Exercise instructions → Read the data and repeat all of it exactly.

Extracted records →
--*--

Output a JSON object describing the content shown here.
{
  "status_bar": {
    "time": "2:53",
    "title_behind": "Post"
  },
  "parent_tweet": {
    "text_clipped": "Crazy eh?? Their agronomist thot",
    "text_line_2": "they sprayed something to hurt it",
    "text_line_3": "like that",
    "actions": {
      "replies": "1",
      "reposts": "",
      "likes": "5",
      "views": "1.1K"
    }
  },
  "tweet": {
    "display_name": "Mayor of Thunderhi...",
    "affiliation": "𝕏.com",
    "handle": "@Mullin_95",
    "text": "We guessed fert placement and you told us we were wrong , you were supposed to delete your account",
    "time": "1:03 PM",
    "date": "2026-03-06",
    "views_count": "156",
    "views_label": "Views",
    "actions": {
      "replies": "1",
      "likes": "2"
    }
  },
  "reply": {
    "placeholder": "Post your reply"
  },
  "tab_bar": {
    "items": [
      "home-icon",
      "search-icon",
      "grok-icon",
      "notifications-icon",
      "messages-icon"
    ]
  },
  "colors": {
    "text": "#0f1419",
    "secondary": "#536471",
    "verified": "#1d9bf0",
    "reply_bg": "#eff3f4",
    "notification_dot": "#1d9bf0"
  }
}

--*--

Answer below →
Output a JSON object describing the content shown here.
{
  "status_bar": {
    "time": "2:53",
    "title_behind": "Post"
  },
  "parent_tweet": {
    "text_clipped": "Crazy eh?? Their agronomist thot",
    "text_line_2": "they sprayed something to hurt it",
    "text_line_3": "like that",
    "actions": {
      "replies": "1",
      "reposts": "",
      "likes": "5",
      "views": "1.1K"
    }
  },
  "tweet": {
    "display_name": "Mayor of Thunderhi...",
    "affiliation": "𝕏.com",
    "handle": "@Mullin_95",
    "text": "We guessed fert placement and you told us we were wrong , you were supposed to delete your account",
    "time": "1:03 PM",
    "date": "2026-03-06",
    "views_count": "156",
    "views_label": "Views",
    "actions": {
      "replies": "1",
      "likes": "2"
    }
  },
  "reply": {
    "placeholder": "Post your reply"
  },
  "tab_bar": {
    "items": [
      "home-icon",
      "search-icon",
      "grok-icon",
      "notifications-icon",
      "messages-icon"
    ]
  },
  "colors": {
    "text": "#0f1419",
    "secondary": "#536471",
    "verified": "#1d9bf0",
    "reply_bg": "#eff3f4",
    "notification_dot": "#1d9bf0"
  }
}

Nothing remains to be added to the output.